WRITTEN TASK
Copy word for word the passage of the bytestring thread from "One use case" to "chunk.extend('\r\n'.encode('ascii'))".

SUPPLIED PASSAGE
[Python-ideas] a new bytestring type?

Mon Jan 6 12:19:08 CET 2014

On Mon, Jan 6, 2014 at 11:57 AM, Stephen J. Turnbull <stephen at xemacs.org> wrote:

>  > I'm not missing a new type, but I am missing the format method on the
>  > binary types.
>
> I'm curious about precisely what your use cases are, and just what
> formatting they need.

One use case I came across was when creating chunks for the HTTP
chunked encoding. Chunks contain a ascii header, a raw/encoded chunk
body, and an ascii trailer. Using a bytes.format, it would look like
this:

  chunk = '{0:X}\r\n{1}\r\n'.format(len(buf), buf)

This is what I am using now:

  chunk = bytearray()
  chunk.extend('{0:X}\r\n'.format(len(buf)).encode('ascii'))
  chunk.extend(buf)
  chunk.extend('\r\n'.encode('ascii'))

Regards,
Geert

>
> The problem that Python 2 code has over and over imposed on me is that
> the temptation to avoid the overhead of conversion to and then from
> unicode when processing text by just using str results in the
> equivalent of
>
>     bs1 = returns_a_bytestring_encoded_in_utf8()
>     bs2 = returns_a_bytestring_encoded_in_koi8()
>
>     bs3 = b'{0} {1}'.format(bs1, bs2)
>     # and lose big when something expects valid UTF-8 in bs3
>
> In low-level code, the assignments to bs1, bs2, and bs3 are likely to
> be in three separate contexts, even three separate modules.  I
> understand about consenting adults, but it's just too hard to enforce
> good practice here if you make it easy to pass around and operate on
> encoded bytestrings.  I don't see how you avoid this pitfall, except
> by making it easier to pass around Unicode than encoded strings.  And
> given that encoding and decoding are unavoidable, that means making
> use of bytestrings with text semantics painful.

GIVEN INFORMATION
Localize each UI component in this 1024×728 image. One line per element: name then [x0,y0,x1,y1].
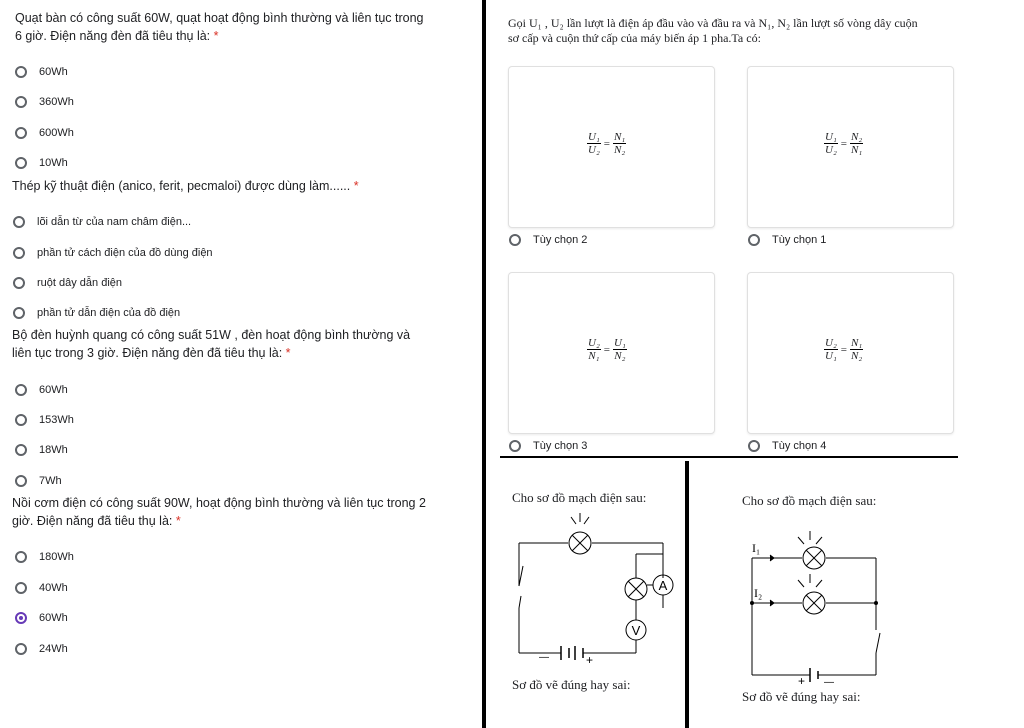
denominator: N₂ [614,350,626,362]
light-ray [798,537,804,544]
radio-button[interactable] [15,475,27,487]
intro-line2: sơ cấp và cuộn thứ cấp của máy biến áp 1 pha.Ta có: [508,31,761,45]
option-label: Tùy chọn 4 [772,440,827,452]
battery-minus: — [539,652,549,663]
question-3-line1: Bộ đèn huỳnh quang có công suất 51W , đèn hoạt động bình thường và [12,328,411,342]
option-label: 60Wh [39,384,68,396]
numerator: U₂ [825,337,837,349]
question-4-line2: giờ. Điện năng đã tiêu thụ là: [12,514,173,528]
circuit-right-title: Cho sơ đồ mạch điện sau: [742,493,877,508]
light-ray [584,517,589,524]
intro-line1: Gọi U₁ , U₂ lần lượt là điện áp đầu vào và đầu ra và N₁, N₂ lần lượt số vòng dây cuộn [508,16,918,30]
fraction-lhs [587,131,601,156]
fraction-rhs [850,337,863,362]
denominator: U₂ [588,144,600,156]
radio-button[interactable] [748,440,760,452]
option-label: 180Wh [39,551,74,563]
q4-option-1[interactable] [15,548,74,566]
formula [824,337,863,362]
current-label-i1: I₁ [752,541,761,555]
option-label: ruột dây dẫn điện [37,277,123,289]
option-label: 10Wh [39,157,68,169]
voltmeter-label: V [631,623,641,638]
circuit-left-caption: Sơ đồ vẽ đúng hay sai: [512,677,631,692]
numerator: U₁ [588,131,600,143]
q3-option-1[interactable] [15,381,68,399]
transformer-question-intro [508,16,978,46]
numerator: U₂ [588,337,600,349]
switch-blade [876,633,880,653]
equals-sign: = [840,343,847,356]
image-option-card-4[interactable] [747,272,954,434]
q1-option-4[interactable] [15,154,68,172]
light-ray [571,517,576,524]
denominator: N₂ [851,350,863,362]
numerator: N₁ [614,131,626,143]
light-ray [816,580,822,587]
radio-button[interactable] [15,444,27,456]
radio-button[interactable] [15,127,27,139]
choice-option-1[interactable] [748,234,826,246]
radio-button[interactable] [15,66,27,78]
denominator: N₁ [851,144,863,156]
fraction-lhs [587,337,601,362]
current-arrow [764,555,774,561]
option-label: 600Wh [39,127,74,139]
current-label-i2: I₂ [754,586,763,600]
question-1-title [15,9,475,45]
formula [587,337,627,362]
q4-option-3[interactable] [15,609,68,627]
radio-button[interactable] [13,247,25,259]
battery-plus: + [586,653,594,667]
q1-option-1[interactable] [15,63,68,81]
radio-button[interactable] [509,440,521,452]
question-4-line1: Nồi cơm điện có công suất 90W, hoạt động bình thường và liên tục trong 2 [12,496,426,510]
q2-option-4[interactable] [13,304,180,322]
fraction-rhs [613,131,626,156]
fraction-lhs [824,131,838,156]
option-label: Tùy chọn 3 [533,440,588,452]
radio-button-selected[interactable] [15,612,27,624]
option-label: 153Wh [39,414,74,426]
switch-blade [519,566,523,586]
question-3-title [12,326,472,362]
q1-option-2[interactable] [15,93,74,111]
question-4-title [12,494,472,530]
choice-option-4[interactable] [748,440,826,452]
denominator: N₂ [614,144,626,156]
junction-dot [750,601,754,605]
option-label: 360Wh [39,96,74,108]
fraction-rhs [613,337,627,362]
circuit-right-diagram [740,525,890,685]
required-asterisk: * [213,29,219,43]
option-label: Tùy chọn 2 [533,234,588,246]
option-label: 60Wh [39,66,68,78]
light-ray [798,580,804,587]
q3-option-2[interactable] [15,411,74,429]
radio-button[interactable] [15,582,27,594]
option-label: 40Wh [39,582,68,594]
option-label: phần tử cách điện của đồ dùng điện [37,247,213,259]
circuit-left-title: Cho sơ đồ mạch điện sau: [512,490,647,505]
option-label: Tùy chọn 1 [772,234,827,246]
column-divider [482,0,486,728]
q3-option-4[interactable] [15,472,62,490]
option-label: lõi dẫn từ của nam châm điện... [37,216,192,228]
q4-option-4[interactable] [15,640,68,658]
horizontal-divider [500,456,958,458]
circuit-left-diagram [505,508,685,673]
choice-option-2[interactable] [509,234,587,246]
radio-button[interactable] [15,551,27,563]
radio-button[interactable] [15,157,27,169]
question-1-line2: 6 giờ. Điện năng đèn đã tiêu thụ là: [15,29,211,43]
circuit-divider [685,461,689,728]
option-label: 60Wh [39,612,68,624]
battery-minus: — [824,677,834,685]
equals-sign: = [840,137,847,150]
required-asterisk: * [285,346,291,360]
formula [824,131,863,156]
light-ray [816,537,822,544]
question-1-line1: Quạt bàn có công suất 60W, quạt hoạt động bình thường và liên tục trong [15,11,424,25]
denominator: U₁ [825,350,837,362]
q4-option-2[interactable] [15,579,68,597]
q3-option-3[interactable] [15,441,68,459]
denominator: N₁ [588,350,600,362]
radio-button[interactable] [509,234,521,246]
image-option-card-2[interactable] [508,66,715,228]
option-label: phần tử dẫn điện của đồ điện [37,307,181,319]
numerator: U₁ [825,131,837,143]
battery-plus: + [798,674,806,685]
option-label: 18Wh [39,444,68,456]
q2-option-1[interactable] [13,213,191,231]
fraction-lhs [824,337,838,362]
fraction-rhs [850,131,863,156]
required-asterisk: * [353,179,359,193]
radio-button[interactable] [13,307,25,319]
required-asterisk: * [175,514,181,528]
question-2-line1: Thép kỹ thuật điện (anico, ferit, pecmaloi) được dùng làm...... [12,179,351,193]
wire [519,596,521,608]
q1-option-3[interactable] [15,124,74,142]
radio-button[interactable] [15,384,27,396]
junction-dot [874,601,878,605]
option-label: 7Wh [39,475,62,487]
q2-option-3[interactable] [13,274,122,292]
image-option-card-3[interactable] [508,272,715,434]
numerator: N₁ [851,337,863,349]
ammeter-label: A [658,578,668,593]
equals-sign: = [603,343,610,356]
equals-sign: = [603,137,610,150]
radio-button[interactable] [15,96,27,108]
numerator: U₁ [614,337,626,349]
radio-button[interactable] [748,234,760,246]
question-3-line2: liên tục trong 3 giờ. Điện năng đèn đã tiêu thụ là: [12,346,283,360]
radio-button[interactable] [13,216,25,228]
numerator: N₂ [851,131,863,143]
current-arrow [764,600,774,606]
denominator: U₂ [825,144,837,156]
radio-button[interactable] [15,414,27,426]
circuit-right-caption: Sơ đồ vẽ đúng hay sai: [742,689,861,704]
image-option-card-1[interactable] [747,66,954,228]
formula [587,131,626,156]
radio-button[interactable] [13,277,25,289]
question-2-title [12,177,472,195]
q2-option-2[interactable] [13,244,213,262]
option-label: 24Wh [39,643,68,655]
choice-option-3[interactable] [509,440,587,452]
radio-button[interactable] [15,643,27,655]
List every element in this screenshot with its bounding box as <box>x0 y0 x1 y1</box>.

WRITTEN SOLUTION
One use case I came across was when creating chunks for the HTTP
chunked encoding. Chunks contain a ascii header, a raw/encoded chunk
body, and an ascii trailer. Using a bytes.format, it would look like
this:

  chunk = '{0:X}\r\n{1}\r\n'.format(len(buf), buf)

This is what I am using now:

  chunk = bytearray()
  chunk.extend('{0:X}\r\n'.format(len(buf)).encode('ascii'))
  chunk.extend(buf)
  chunk.extend('\r\n'.encode('ascii'))